• [Objective]: Please print the full listing exactly.
**** Extracted data
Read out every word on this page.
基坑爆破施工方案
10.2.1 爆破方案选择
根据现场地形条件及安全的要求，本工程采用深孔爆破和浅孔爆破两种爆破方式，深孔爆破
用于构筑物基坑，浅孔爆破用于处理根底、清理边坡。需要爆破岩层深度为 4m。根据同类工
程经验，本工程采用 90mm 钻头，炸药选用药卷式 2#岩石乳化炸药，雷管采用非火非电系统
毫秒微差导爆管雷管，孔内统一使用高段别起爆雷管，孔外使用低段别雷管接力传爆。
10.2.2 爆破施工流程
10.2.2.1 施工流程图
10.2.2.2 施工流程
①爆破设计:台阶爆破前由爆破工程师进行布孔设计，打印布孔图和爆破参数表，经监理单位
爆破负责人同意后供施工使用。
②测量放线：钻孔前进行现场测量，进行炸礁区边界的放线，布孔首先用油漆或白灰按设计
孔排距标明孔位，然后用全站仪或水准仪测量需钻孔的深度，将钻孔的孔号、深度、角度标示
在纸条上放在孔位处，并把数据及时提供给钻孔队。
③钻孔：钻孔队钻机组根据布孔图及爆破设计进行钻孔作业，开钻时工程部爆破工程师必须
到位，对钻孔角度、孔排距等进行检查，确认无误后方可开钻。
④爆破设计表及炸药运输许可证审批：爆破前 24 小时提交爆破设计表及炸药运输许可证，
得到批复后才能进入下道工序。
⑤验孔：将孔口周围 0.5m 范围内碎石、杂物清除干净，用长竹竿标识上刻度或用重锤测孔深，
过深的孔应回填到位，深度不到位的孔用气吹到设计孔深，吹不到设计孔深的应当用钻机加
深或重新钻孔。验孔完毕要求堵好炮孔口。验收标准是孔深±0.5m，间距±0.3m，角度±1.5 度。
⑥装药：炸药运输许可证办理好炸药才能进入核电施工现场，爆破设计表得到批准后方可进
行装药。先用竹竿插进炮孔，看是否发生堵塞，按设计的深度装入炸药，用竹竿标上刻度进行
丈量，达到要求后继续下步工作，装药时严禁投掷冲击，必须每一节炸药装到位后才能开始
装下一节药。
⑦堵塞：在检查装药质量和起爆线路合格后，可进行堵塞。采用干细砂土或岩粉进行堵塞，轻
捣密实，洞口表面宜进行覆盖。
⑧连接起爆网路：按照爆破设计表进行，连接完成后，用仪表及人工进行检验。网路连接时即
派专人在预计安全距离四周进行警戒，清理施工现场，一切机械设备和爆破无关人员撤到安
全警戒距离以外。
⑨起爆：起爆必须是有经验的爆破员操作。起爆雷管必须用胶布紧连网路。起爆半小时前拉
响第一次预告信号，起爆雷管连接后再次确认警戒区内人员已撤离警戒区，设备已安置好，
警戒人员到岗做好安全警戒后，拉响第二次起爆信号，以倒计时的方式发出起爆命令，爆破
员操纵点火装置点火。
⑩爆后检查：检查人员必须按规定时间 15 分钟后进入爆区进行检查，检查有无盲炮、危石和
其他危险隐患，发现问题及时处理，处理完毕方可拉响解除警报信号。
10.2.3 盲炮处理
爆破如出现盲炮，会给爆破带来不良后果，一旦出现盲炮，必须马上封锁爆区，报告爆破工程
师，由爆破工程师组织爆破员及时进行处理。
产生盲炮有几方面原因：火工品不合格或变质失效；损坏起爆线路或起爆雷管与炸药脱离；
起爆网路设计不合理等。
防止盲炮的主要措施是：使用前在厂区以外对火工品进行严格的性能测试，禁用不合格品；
********
• [Reply to the task]:
Read out every word on this page.
基坑爆破施工方案
10.2.1 爆破方案选择
根据现场地形条件及安全的要求，本工程采用深孔爆破和浅孔爆破两种爆破方式，深孔爆破
用于构筑物基坑，浅孔爆破用于处理根底、清理边坡。需要爆破岩层深度为 4m。根据同类工
程经验，本工程采用 90mm 钻头，炸药选用药卷式 2#岩石乳化炸药，雷管采用非火非电系统
毫秒微差导爆管雷管，孔内统一使用高段别起爆雷管，孔外使用低段别雷管接力传爆。
10.2.2 爆破施工流程
10.2.2.1 施工流程图
10.2.2.2 施工流程
①爆破设计:台阶爆破前由爆破工程师进行布孔设计，打印布孔图和爆破参数表，经监理单位
爆破负责人同意后供施工使用。
②测量放线：钻孔前进行现场测量，进行炸礁区边界的放线，布孔首先用油漆或白灰按设计
孔排距标明孔位，然后用全站仪或水准仪测量需钻孔的深度，将钻孔的孔号、深度、角度标示
在纸条上放在孔位处，并把数据及时提供给钻孔队。
③钻孔：钻孔队钻机组根据布孔图及爆破设计进行钻孔作业，开钻时工程部爆破工程师必须
到位，对钻孔角度、孔排距等进行检查，确认无误后方可开钻。
④爆破设计表及炸药运输许可证审批：爆破前 24 小时提交爆破设计表及炸药运输许可证，
得到批复后才能进入下道工序。
⑤验孔：将孔口周围 0.5m 范围内碎石、杂物清除干净，用长竹竿标识上刻度或用重锤测孔深，
过深的孔应回填到位，深度不到位的孔用气吹到设计孔深，吹不到设计孔深的应当用钻机加
深或重新钻孔。验孔完毕要求堵好炮孔口。验收标准是孔深±0.5m，间距±0.3m，角度±1.5 度。
⑥装药：炸药运输许可证办理好炸药才能进入核电施工现场，爆破设计表得到批准后方可进
行装药。先用竹竿插进炮孔，看是否发生堵塞，按设计的深度装入炸药，用竹竿标上刻度进行
丈量，达到要求后继续下步工作，装药时严禁投掷冲击，必须每一节炸药装到位后才能开始
装下一节药。
⑦堵塞：在检查装药质量和起爆线路合格后，可进行堵塞。采用干细砂土或岩粉进行堵塞，轻
捣密实，洞口表面宜进行覆盖。
⑧连接起爆网路：按照爆破设计表进行，连接完成后，用仪表及人工进行检验。网路连接时即
派专人在预计安全距离四周进行警戒，清理施工现场，一切机械设备和爆破无关人员撤到安
全警戒距离以外。
⑨起爆：起爆必须是有经验的爆破员操作。起爆雷管必须用胶布紧连网路。起爆半小时前拉
响第一次预告信号，起爆雷管连接后再次确认警戒区内人员已撤离警戒区，设备已安置好，
警戒人员到岗做好安全警戒后，拉响第二次起爆信号，以倒计时的方式发出起爆命令，爆破
员操纵点火装置点火。
⑩爆后检查：检查人员必须按规定时间 15 分钟后进入爆区进行检查，检查有无盲炮、危石和
其他危险隐患，发现问题及时处理，处理完毕方可拉响解除警报信号。
10.2.3 盲炮处理
爆破如出现盲炮，会给爆破带来不良后果，一旦出现盲炮，必须马上封锁爆区，报告爆破工程
师，由爆破工程师组织爆破员及时进行处理。
产生盲炮有几方面原因：火工品不合格或变质失效；损坏起爆线路或起爆雷管与炸药脱离；
起爆网路设计不合理等。
防止盲炮的主要措施是：使用前在厂区以外对火工品进行严格的性能测试，禁用不合格品；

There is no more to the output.